▶ [Short task]
The records below are to be repeated in full, exactly as they are.

▶ [Material for the task]
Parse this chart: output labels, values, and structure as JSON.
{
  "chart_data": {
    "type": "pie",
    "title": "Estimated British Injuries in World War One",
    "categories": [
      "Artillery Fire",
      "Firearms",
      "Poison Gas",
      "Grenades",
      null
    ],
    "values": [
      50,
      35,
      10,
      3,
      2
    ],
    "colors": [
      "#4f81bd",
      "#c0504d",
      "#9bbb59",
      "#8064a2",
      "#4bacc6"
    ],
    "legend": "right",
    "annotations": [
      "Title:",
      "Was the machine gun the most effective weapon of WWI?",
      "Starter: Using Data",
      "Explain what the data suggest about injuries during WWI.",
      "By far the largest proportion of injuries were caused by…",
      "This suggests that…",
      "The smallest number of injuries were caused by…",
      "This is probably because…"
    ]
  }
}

▶ [Output of the exercise]
Parse this chart: output labels, values, and structure as JSON.
{
  "chart_data": {
    "type": "pie",
    "title": "Estimated British Injuries in World War One",
    "categories": [
      "Artillery Fire",
      "Firearms",
      "Poison Gas",
      "Grenades",
      null
    ],
    "values": [
      50,
      35,
      10,
      3,
      2
    ],
    "colors": [
      "#4f81bd",
      "#c0504d",
      "#9bbb59",
      "#8064a2",
      "#4bacc6"
    ],
    "legend": "right",
    "annotations": [
      "Title:",
      "Was the machine gun the most effective weapon of WWI?",
      "Starter: Using Data",
      "Explain what the data suggest about injuries during WWI.",
      "By far the largest proportion of injuries were caused by…",
      "This suggests that…",
      "The smallest number of injuries were caused by…",
      "This is probably because…"
    ]
  }
}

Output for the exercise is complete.